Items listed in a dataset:

# # # #

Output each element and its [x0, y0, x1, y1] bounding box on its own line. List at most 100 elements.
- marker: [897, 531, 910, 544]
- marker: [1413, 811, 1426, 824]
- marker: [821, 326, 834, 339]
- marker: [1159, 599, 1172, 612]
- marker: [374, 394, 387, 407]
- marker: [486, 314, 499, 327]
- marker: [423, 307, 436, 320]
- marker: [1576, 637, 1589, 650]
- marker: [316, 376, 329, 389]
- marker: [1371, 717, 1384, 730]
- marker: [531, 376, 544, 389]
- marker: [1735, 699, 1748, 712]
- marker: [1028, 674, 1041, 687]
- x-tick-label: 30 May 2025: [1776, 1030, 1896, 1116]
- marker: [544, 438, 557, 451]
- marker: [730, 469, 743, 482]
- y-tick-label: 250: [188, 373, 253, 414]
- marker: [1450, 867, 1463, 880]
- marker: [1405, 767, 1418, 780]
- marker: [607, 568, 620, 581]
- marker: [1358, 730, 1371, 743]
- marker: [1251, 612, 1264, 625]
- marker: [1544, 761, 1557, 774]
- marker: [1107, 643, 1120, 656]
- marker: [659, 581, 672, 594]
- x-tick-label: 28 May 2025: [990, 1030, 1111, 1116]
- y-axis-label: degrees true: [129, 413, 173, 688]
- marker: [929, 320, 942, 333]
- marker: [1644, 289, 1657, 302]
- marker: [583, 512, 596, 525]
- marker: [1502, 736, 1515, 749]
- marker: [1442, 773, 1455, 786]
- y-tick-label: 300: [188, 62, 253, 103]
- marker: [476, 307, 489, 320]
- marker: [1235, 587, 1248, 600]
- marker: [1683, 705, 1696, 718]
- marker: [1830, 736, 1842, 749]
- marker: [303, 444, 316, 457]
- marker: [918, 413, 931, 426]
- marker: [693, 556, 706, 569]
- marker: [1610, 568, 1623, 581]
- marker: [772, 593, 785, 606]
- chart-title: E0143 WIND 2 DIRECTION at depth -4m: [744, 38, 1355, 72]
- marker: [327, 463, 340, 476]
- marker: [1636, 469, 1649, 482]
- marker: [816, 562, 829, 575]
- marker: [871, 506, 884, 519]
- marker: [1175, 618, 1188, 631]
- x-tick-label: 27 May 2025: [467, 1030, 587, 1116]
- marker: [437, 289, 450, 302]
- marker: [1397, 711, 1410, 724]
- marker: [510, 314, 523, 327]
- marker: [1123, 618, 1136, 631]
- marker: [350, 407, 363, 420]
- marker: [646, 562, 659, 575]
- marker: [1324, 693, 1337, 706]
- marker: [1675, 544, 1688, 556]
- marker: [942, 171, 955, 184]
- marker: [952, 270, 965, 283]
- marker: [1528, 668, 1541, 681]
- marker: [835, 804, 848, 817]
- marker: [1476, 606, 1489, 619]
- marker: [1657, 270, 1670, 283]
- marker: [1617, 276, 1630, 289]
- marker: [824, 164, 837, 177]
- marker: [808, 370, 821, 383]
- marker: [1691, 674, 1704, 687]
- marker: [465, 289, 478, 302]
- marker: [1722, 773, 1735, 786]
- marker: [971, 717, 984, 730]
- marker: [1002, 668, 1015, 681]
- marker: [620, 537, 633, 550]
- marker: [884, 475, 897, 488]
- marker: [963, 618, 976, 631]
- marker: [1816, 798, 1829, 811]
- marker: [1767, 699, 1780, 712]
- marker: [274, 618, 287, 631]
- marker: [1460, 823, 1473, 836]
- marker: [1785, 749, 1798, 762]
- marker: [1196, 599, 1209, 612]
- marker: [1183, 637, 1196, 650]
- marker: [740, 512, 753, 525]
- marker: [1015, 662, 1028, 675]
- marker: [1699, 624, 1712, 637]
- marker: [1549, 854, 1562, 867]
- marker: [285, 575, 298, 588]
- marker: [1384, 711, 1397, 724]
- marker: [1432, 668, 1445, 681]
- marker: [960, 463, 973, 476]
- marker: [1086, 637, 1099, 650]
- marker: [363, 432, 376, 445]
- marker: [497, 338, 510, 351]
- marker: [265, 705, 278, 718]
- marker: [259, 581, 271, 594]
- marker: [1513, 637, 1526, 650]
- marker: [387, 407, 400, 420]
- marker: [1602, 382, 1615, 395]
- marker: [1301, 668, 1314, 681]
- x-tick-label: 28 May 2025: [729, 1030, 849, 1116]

# # # #

WHAT IS ASKED: Update the lines from the first one up to and including the line with "- marker: [1235, 587, 1248, 600]" by changing "degrees true" to "degrees magnetic", and leave everything else unchanged.

SOLUTION TO THE PROBLEM:
Output each element and its [x0, y0, x1, y1] bounding box on its own line. List at most 100 elements.
- marker: [897, 531, 910, 544]
- marker: [1413, 811, 1426, 824]
- marker: [821, 326, 834, 339]
- marker: [1159, 599, 1172, 612]
- marker: [374, 394, 387, 407]
- marker: [486, 314, 499, 327]
- marker: [423, 307, 436, 320]
- marker: [1576, 637, 1589, 650]
- marker: [316, 376, 329, 389]
- marker: [1371, 717, 1384, 730]
- marker: [531, 376, 544, 389]
- marker: [1735, 699, 1748, 712]
- marker: [1028, 674, 1041, 687]
- x-tick-label: 30 May 2025: [1776, 1030, 1896, 1116]
- marker: [544, 438, 557, 451]
- marker: [730, 469, 743, 482]
- y-tick-label: 250: [188, 373, 253, 414]
- marker: [1450, 867, 1463, 880]
- marker: [1405, 767, 1418, 780]
- marker: [607, 568, 620, 581]
- marker: [1358, 730, 1371, 743]
- marker: [1251, 612, 1264, 625]
- marker: [1544, 761, 1557, 774]
- marker: [1107, 643, 1120, 656]
- marker: [659, 581, 672, 594]
- x-tick-label: 28 May 2025: [990, 1030, 1111, 1116]
- y-axis-label: degrees magnetic: [129, 413, 173, 688]
- marker: [929, 320, 942, 333]
- marker: [1644, 289, 1657, 302]
- marker: [583, 512, 596, 525]
- marker: [1502, 736, 1515, 749]
- marker: [1442, 773, 1455, 786]
- y-tick-label: 300: [188, 62, 253, 103]
- marker: [476, 307, 489, 320]
- marker: [1235, 587, 1248, 600]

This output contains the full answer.